Collected data entries:
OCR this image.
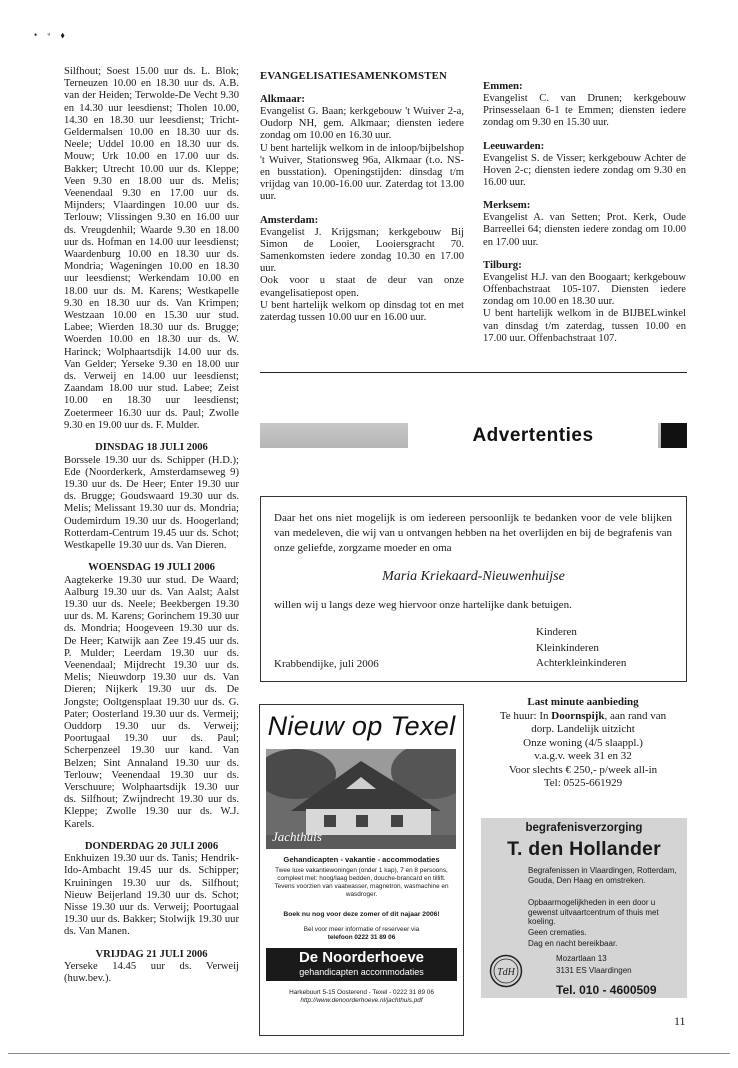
• ᵘ ⬧

Silfhout; Soest 15.00 uur ds. L. Blok; Terneuzen 10.00 en 18.30 uur ds. A.B. van der Heiden; Terwolde-De Vecht 9.30 en 14.30 uur leesdienst; Tholen 10.00, 14.30 en 18.30 uur leesdienst; Tricht-Geldermalsen 10.00 en 18.30 uur ds. Neele; Uddel 10.00 en 18.30 uur ds. Mouw; Urk 10.00 en 17.00 uur ds. Bakker; Utrecht 10.00 uur ds. Kleppe; Veen 9.30 en 18.00 uur ds. Melis; Veenendaal 9.30 en 17.00 uur ds. Mijnders; Vlaardingen 10.00 uur ds. Terlouw; Vlissingen 9.30 en 16.00 uur ds. Vreugdenhil; Waarde 9.30 en 18.00 uur ds. Hofman en 14.00 uur leesdienst; Waardenburg 10.00 en 18.30 uur ds. Mondria; Wageningen 10.00 en 18.30 uur leesdienst; Werkendam 10.00 en 18.00 uur ds. M. Karens; Westkapelle 9.30 en 18.30 uur ds. Van Krimpen; Westzaan 10.00 en 15.30 uur stud. Labee; Wierden 18.30 uur ds. Brugge; Woerden 10.00 en 18.30 uur ds. W. Harinck; Wolphaartsdijk 14.00 uur ds. Van Gelder; Yerseke 9.30 en 18.00 uur ds. Verweij en 14.00 uur leesdienst; Zaandam 18.00 uur stud. Labee; Zeist 10.00 en 18.30 uur leesdienst; Zoetermeer 16.30 uur ds. Paul; Zwolle 9.30 en 19.00 uur ds. F. Mulder.

DINSDAG 18 JULI 2006

Borssele 19.30 uur ds. Schipper (H.D.); Ede (Noorderkerk, Amsterdamseweg 9) 19.30 uur ds. De Heer; Enter 19.30 uur ds. Brugge; Goudswaard 19.30 uur ds. Melis; Melissant 19.30 uur ds. Mondria; Oudemirdum 19.30 uur ds. Hoogerland; Rotterdam-Centrum 19.45 uur ds. Schot; Westkapelle 19.30 uur ds. Van Dieren.

WOENSDAG 19 JULI 2006

Aagtekerke 19.30 uur stud. De Waard; Aalburg 19.30 uur ds. Van Aalst; Aalst 19.30 uur ds. Neele; Beekbergen 19.30 uur ds. M. Karens; Gorinchem 19.30 uur ds. Mondria; Hoogeveen 19.30 uur ds. De Heer; Katwijk aan Zee 19.45 uur ds. P. Mulder; Leerdam 19.30 uur ds. Veenendaal; Mijdrecht 19.30 uur ds. Melis; Nieuwdorp 19.30 uur ds. Van Dieren; Nijkerk 19.30 uur ds. De Jongste; Ooltgensplaat 19.30 uur ds. G. Pater; Oosterland 19.30 uur ds. Vermeij; Ouddorp 19.30 uur ds. Verweij; Poortugaal 19.30 uur ds. Paul; Scherpenzeel 19.30 uur kand. Van Belzen; Sint Annaland 19.30 uur ds. Terlouw; Veenendaal 19.30 uur ds. Verschuure; Wolphaartsdijk 19.30 uur ds. Silfhout; Zwijndrecht 19.30 uur ds. Kleppe; Zwolle 19.30 uur ds. W.J. Karels.

DONDERDAG 20 JULI 2006

Enkhuizen 19.30 uur ds. Tanis; Hendrik-Ido-Ambacht 19.45 uur ds. Schipper; Kruiningen 19.30 uur ds. Silfhout; Nieuw Beijerland 19.30 uur ds. Schot; Nisse 19.30 uur ds. Verweij; Poortugaal 19.30 uur ds. Bakker; Stolwijk 19.30 uur ds. Van Manen.

VRIJDAG 21 JULI 2006

Yerseke 14.45 uur ds. Verweij (huw.bev.).

EVANGELISATIESAMENKOMSTEN

Alkmaar:

Evangelist G. Baan; kerkgebouw 't Wuiver 2-a, Oudorp NH, gem. Alkmaar; diensten iedere zondag om 10.00 en 16.30 uur.

U bent hartelijk welkom in de inloop/bijbelshop 't Wuiver, Stationsweg 96a, Alkmaar (t.o. NS- en busstation). Openingstijden: dinsdag t/m vrijdag van 10.00-16.00 uur. Zaterdag tot 13.00 uur.

Amsterdam:

Evangelist J. Krijgsman; kerkgebouw Bij Simon de Looier, Looiersgracht 70. Samenkomsten iedere zondag 10.30 en 17.00 uur.

Ook voor u staat de deur van onze evangelisatiepost open.

U bent hartelijk welkom op dinsdag tot en met zaterdag tussen 10.00 uur en 16.00 uur.

Emmen:

Evangelist C. van Drunen; kerkgebouw Prinsesselaan 6-1 te Emmen; diensten iedere zondag om 9.30 en 15.30 uur.

Leeuwarden:

Evangelist S. de Visser; kerkgebouw Achter de Hoven 2-c; diensten iedere zondag om 9.30 en 16.00 uur.

Merksem:

Evangelist A. van Setten; Prot. Kerk, Oude Barreellei 64; diensten iedere zondag om 10.00 en 17.00 uur.

Tilburg:

Evangelist H.J. van den Boogaart; kerkgebouw Offenbachstraat 105-107. Diensten iedere zondag om 10.00 en 18.30 uur.

U bent hartelijk welkom in de BIJBELwinkel van dinsdag t/m zaterdag, tussen 10.00 en 17.00 uur. Offenbachstraat 107.

Advertenties
Daar het ons niet mogelijk is om iedereen persoonlijk te bedanken voor de vele blijken van medeleven, die wij van u ontvangen hebben na het overlijden en bij de begrafenis van onze geliefde, zorgzame moeder en oma
Maria Kriekaard-Nieuwenhuijse
willen wij u langs deze weg hiervoor onze hartelijke dank betuigen.
Kinderen
Kleinkinderen
Achterkleinkinderen
Krabbendijke, juli 2006
Nieuw op Texel
Jachthuis
Gehandicapten - vakantie - accommodaties
Twee luxe vakantiewoningen (onder 1 kap), 7 en 8 persoons, compleet met: hoog/laag bedden, douche-brancard en tillift. Tevens voorzien van vaatwasser, magnetron, wasmachine en wasdroger.
Boek nu nog voor deze zomer of dit najaar 2006!
Bel voor meer informatie of reserveer via
telefoon 0222 31 89 06
De Noorderhoeve
gehandicapten accommodaties
Harkebuurt 5-15 Oosterend - Texel - 0222 31 89 06
http://www.denoorderhoeve.nl/jachthuis.pdf
Last minute aanbieding
Te huur: In Doornspijk, aan rand van
dorp. Landelijk uitzicht
Onze woning (4/5 slaappl.)
v.a.g.v. week 31 en 32
Voor slechts € 250,- p/week all-in
Tel: 0525-661929
begrafenisverzorging
T. den Hollander
Begrafenissen in Vlaardingen, Rotterdam, Gouda, Den Haag en omstreken.
Opbaarmogelijkheden in een door u gewenst uitvaartcentrum of thuis met koeling.
Geen crematies.
Dag en nacht bereikbaar.
TdH
Mozartlaan 13
3131 ES Vlaardingen
Tel. 010 - 4600509
11
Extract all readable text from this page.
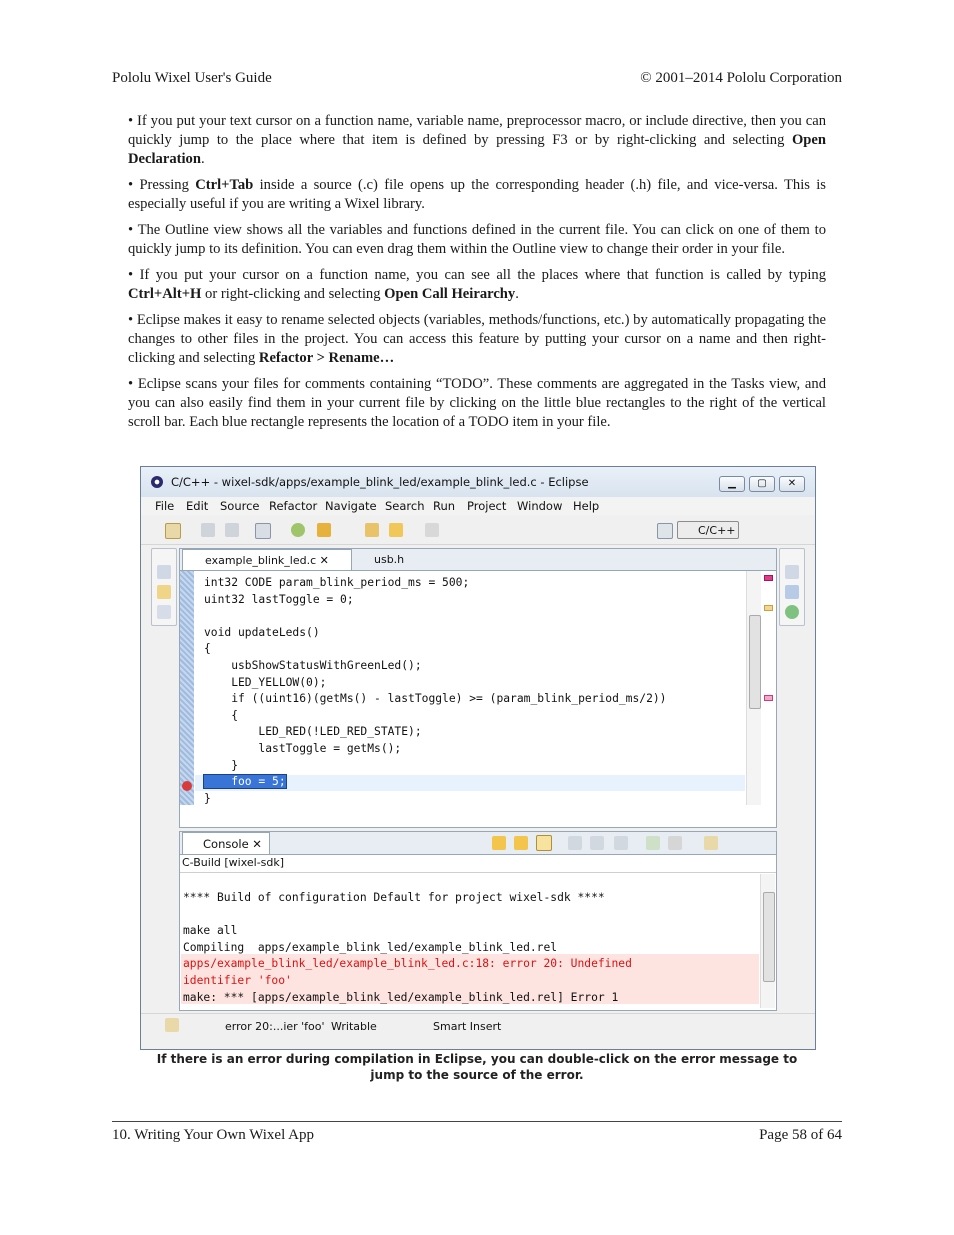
Pololu Wixel User's Guide	© 2001–2014 Pololu Corporation

• If you put your text cursor on a function name, variable name, preprocessor macro, or include directive, then you can quickly jump to the place where that item is defined by pressing F3 or by right-clicking and selecting Open Declaration.

• Pressing Ctrl+Tab inside a source (.c) file opens up the corresponding header (.h) file, and vice-versa. This is especially useful if you are writing a Wixel library.

• The Outline view shows all the variables and functions defined in the current file. You can click on one of them to quickly jump to its definition. You can even drag them within the Outline view to change their order in your file.

• If you put your cursor on a function name, you can see all the places where that function is called by typing Ctrl+Alt+H or right-clicking and selecting Open Call Heirarchy.

• Eclipse makes it easy to rename selected objects (variables, methods/functions, etc.) by automatically propagating the changes to other files in the project. You can access this feature by putting your cursor on a name and then right-clicking and selecting Refactor > Rename…

• Eclipse scans your files for comments containing “TODO”. These comments are aggregated in the Tasks view, and you can also easily find them in your current file by clicking on the little blue rectangles to the right of the vertical scroll bar. Each blue rectangle represents the location of a TODO item in your file.

C/C++ - wixel-sdk/apps/example_blink_led/example_blink_led.c - Eclipse	▁	▢	✕
File Edit Source Refactor Navigate Search Run Project Window Help
C/C++
example_blink_led.c ✕	usb.h
int32 CODE param_blink_period_ms = 500;
uint32 lastToggle = 0;

void updateLeds()
{
usbShowStatusWithGreenLed();
LED_YELLOW(0);
if ((uint16)(getMs() - lastToggle) >= (param_blink_period_ms/2))
{
LED_RED(!LED_RED_STATE);
lastToggle = getMs();
}
foo = 5;
}
Console ✕
C-Build [wixel-sdk]
**** Build of configuration Default for project wixel-sdk ****

make all
Compiling  apps/example_blink_led/example_blink_led.rel
apps/example_blink_led/example_blink_led.c:18: error 20: Undefined
identifier 'foo'
make: *** [apps/example_blink_led/example_blink_led.rel] Error 1
error 20:...ier 'foo' Writable	Smart Insert
If there is an error during compilation in Eclipse, you can double-click on the error message to jump to the source of the error.
10. Writing Your Own Wixel App	Page 58 of 64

# Exercise description
Pull out every line of the records that includes the string "variables".

# Response to this task
• The Outline view shows all the variables and functions defined in the current file. You can click on one of them to quickly jump to its definition. You can even drag them within the Outline view to change their order in your file.
• Eclipse makes it easy to rename selected objects (variables, methods/functions, etc.) by automatically propagating the changes to other files in the project. You can access this feature by putting your cursor on a name and then right-clicking and selecting Refactor > Rename…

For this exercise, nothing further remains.